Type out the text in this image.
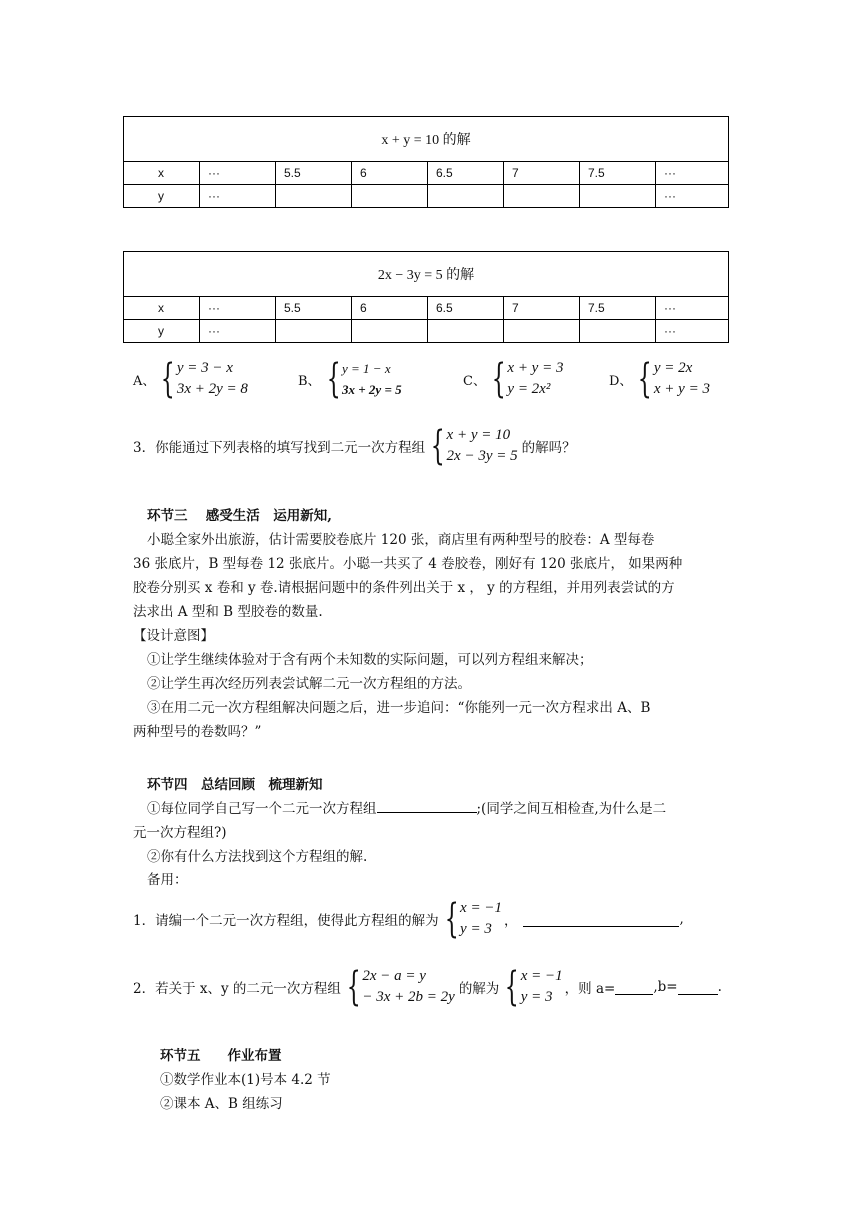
x + y = 10 的解							
x	···	5.5	6	6.5	7	7.5	···
y	···						···
2x − 3y = 5 的解							
x	···	5.5	6	6.5	7	7.5	···
y	···						···
A、 { y = 3 − x
3x + 2y = 8	B、 { y = 1 − x
3x + 2y = 5
C、 { x + y = 3
y = 2x²	D、 { y = 2x
x + y = 3
3．你能通过下列表格的填写找到二元一次方程组 { x + y = 10
2x − 3y = 5 的解吗？
环节三　 感受生活　运用新知,
小聪全家外出旅游，估计需要胶卷底片 120 张，商店里有两种型号的胶卷：A 型每卷
36 张底片，B 型每卷 12 张底片。小聪一共买了 4 卷胶卷，刚好有 120 张底片， 如果两种
胶卷分别买 x 卷和 y 卷.请根据问题中的条件列出关于 x ， y 的方程组，并用列表尝试的方
法求出 A 型和 B 型胶卷的数量.
【设计意图】
①让学生继续体验对于含有两个未知数的实际问题，可以列方程组来解决；
②让学生再次经历列表尝试解二元一次方程组的方法。
③在用二元一次方程组解决问题之后，进一步追问：“你能列一元一次方程求出 A、B
两种型号的卷数吗？”
环节四　总结回顾　梳理新知
①每位同学自己写一个二元一次方程组	;(同学之间互相检查,为什么是二
元一次方程组?)
②你有什么方法找到这个方程组的解.
备用：
1．请编一个二元一次方程组，使得此方程组的解为 { x = −1
y = 3 ，	,
2．若关于 x、y 的二元一次方程组 { 2x − a = y
− 3x + 2b = 2y 的解为 { x = −1
y = 3 ，则 a=	,b=	.
环节五　　作业布置
①数学作业本(1)号本 4.2 节
②课本 A、B 组练习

### [Given exercise]
None of the pictures should appear; repeat the records exactly otherwise.

### [Solution below]
Type out the text in this image.
x + y = 10 的解							
x	···	5.5	6	6.5	7	7.5	···
y	···						···
2x − 3y = 5 的解							
x	···	5.5	6	6.5	7	7.5	···
y	···						···
A、 { y = 3 − x
3x + 2y = 8	B、 { y = 1 − x
3x + 2y = 5
C、 { x + y = 3
y = 2x²	D、 { y = 2x
x + y = 3
3．你能通过下列表格的填写找到二元一次方程组 { x + y = 10
2x − 3y = 5 的解吗？
环节三　 感受生活　运用新知,
小聪全家外出旅游，估计需要胶卷底片 120 张，商店里有两种型号的胶卷：A 型每卷
36 张底片，B 型每卷 12 张底片。小聪一共买了 4 卷胶卷，刚好有 120 张底片， 如果两种
胶卷分别买 x 卷和 y 卷.请根据问题中的条件列出关于 x ， y 的方程组，并用列表尝试的方
法求出 A 型和 B 型胶卷的数量.
【设计意图】
①让学生继续体验对于含有两个未知数的实际问题，可以列方程组来解决；
②让学生再次经历列表尝试解二元一次方程组的方法。
③在用二元一次方程组解决问题之后，进一步追问：“你能列一元一次方程求出 A、B
两种型号的卷数吗？”
环节四　总结回顾　梳理新知
①每位同学自己写一个二元一次方程组	;(同学之间互相检查,为什么是二
元一次方程组?)
②你有什么方法找到这个方程组的解.
备用：
1．请编一个二元一次方程组，使得此方程组的解为 { x = −1
y = 3 ，	,
2．若关于 x、y 的二元一次方程组 { 2x − a = y
− 3x + 2b = 2y 的解为 { x = −1
y = 3 ，则 a=	,b=	.
环节五　　作业布置
①数学作业本(1)号本 4.2 节
②课本 A、B 组练习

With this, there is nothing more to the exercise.